— Collected data entries —
*-*-*

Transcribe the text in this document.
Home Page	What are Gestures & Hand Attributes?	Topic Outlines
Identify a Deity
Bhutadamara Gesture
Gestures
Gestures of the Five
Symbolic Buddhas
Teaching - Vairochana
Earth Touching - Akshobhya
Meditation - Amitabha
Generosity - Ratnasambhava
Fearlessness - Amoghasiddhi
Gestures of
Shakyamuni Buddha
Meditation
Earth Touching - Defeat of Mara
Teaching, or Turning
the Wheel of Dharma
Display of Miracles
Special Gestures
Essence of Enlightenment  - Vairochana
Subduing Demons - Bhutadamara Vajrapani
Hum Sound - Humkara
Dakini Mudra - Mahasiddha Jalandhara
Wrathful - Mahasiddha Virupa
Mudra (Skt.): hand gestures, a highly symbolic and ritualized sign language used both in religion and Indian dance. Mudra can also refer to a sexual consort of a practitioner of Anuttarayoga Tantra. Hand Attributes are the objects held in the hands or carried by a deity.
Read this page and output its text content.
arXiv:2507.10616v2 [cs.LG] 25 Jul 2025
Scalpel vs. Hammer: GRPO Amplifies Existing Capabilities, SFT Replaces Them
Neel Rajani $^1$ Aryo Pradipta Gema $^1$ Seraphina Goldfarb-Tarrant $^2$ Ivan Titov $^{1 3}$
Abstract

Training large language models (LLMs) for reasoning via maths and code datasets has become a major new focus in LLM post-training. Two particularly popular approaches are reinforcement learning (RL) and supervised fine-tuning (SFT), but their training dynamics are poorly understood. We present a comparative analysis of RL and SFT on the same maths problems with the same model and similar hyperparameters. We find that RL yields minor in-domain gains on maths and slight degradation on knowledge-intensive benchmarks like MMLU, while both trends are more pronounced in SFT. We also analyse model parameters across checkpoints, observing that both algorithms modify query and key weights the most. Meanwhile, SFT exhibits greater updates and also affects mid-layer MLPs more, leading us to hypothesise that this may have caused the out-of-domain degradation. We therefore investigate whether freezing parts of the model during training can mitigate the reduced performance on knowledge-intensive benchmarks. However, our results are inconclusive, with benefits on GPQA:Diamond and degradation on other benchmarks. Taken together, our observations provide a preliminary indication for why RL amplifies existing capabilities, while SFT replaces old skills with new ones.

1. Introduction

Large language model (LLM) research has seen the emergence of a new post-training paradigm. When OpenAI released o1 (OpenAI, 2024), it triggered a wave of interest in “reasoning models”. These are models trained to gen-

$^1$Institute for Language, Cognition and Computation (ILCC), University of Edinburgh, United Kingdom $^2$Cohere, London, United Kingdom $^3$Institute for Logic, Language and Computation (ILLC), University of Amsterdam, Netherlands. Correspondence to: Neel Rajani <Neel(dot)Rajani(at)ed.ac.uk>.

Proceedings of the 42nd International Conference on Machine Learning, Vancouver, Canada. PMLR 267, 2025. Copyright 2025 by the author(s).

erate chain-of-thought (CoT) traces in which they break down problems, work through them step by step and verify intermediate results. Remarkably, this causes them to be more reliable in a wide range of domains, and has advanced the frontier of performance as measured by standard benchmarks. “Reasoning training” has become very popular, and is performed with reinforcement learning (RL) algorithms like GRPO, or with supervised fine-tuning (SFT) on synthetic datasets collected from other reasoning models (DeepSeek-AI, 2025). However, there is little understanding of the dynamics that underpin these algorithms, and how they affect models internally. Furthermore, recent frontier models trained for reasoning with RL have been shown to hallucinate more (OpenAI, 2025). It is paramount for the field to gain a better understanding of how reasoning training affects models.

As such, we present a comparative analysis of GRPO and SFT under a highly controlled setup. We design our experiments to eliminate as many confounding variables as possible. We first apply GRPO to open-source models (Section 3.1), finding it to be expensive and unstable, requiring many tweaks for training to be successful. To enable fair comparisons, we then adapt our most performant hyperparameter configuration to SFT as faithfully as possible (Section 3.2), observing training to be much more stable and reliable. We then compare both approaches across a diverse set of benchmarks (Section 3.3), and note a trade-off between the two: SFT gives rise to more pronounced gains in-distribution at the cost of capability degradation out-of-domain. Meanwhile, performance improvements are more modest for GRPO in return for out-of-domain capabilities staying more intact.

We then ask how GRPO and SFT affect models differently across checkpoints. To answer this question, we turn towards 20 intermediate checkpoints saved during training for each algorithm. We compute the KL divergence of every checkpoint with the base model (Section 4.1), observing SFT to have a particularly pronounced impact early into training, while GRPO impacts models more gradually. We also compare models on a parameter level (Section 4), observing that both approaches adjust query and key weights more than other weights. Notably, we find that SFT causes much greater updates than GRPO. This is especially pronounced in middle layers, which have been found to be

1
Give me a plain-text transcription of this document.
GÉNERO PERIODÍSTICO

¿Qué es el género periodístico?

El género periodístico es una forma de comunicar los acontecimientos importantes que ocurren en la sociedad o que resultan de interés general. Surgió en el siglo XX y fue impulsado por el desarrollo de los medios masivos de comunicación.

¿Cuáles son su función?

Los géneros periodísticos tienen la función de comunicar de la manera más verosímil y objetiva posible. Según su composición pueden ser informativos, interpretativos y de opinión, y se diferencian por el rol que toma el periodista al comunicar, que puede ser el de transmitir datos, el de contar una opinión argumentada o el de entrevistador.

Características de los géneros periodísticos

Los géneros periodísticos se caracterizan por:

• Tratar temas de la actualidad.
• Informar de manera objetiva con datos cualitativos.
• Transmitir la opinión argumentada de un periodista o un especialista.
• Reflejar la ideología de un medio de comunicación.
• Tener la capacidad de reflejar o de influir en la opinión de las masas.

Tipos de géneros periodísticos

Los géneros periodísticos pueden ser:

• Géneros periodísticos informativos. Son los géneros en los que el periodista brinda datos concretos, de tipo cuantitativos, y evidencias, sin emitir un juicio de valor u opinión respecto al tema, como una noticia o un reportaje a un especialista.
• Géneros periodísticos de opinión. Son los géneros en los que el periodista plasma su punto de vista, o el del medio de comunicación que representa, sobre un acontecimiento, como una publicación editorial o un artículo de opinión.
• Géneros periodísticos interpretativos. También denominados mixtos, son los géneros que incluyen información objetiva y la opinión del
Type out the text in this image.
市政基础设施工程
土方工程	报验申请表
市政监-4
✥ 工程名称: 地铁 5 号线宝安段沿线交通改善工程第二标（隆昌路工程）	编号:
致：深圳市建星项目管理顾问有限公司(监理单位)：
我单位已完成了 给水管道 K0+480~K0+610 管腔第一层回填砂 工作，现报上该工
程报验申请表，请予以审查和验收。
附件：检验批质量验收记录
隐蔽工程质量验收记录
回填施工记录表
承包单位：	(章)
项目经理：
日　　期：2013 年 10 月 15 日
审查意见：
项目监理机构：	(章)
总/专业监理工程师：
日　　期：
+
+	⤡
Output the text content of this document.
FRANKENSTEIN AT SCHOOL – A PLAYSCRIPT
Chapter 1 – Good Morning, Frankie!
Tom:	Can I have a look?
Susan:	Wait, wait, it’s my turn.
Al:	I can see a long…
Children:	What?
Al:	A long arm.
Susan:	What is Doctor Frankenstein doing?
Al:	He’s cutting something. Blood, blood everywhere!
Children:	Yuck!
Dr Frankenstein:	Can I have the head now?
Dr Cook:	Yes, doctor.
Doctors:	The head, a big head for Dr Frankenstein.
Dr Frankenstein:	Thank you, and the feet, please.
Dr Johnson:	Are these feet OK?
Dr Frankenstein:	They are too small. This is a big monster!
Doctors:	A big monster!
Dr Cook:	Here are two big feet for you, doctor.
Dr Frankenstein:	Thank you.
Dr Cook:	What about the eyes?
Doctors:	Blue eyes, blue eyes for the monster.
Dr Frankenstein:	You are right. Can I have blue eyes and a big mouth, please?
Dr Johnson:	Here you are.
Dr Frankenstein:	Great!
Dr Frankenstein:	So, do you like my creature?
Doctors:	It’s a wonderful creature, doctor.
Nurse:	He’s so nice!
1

*-*-*

Read through the lines above and collect those that contain the string "Bhutadamara".

Bhutadamara Gesture
Subduing Demons - Bhutadamara Vajrapani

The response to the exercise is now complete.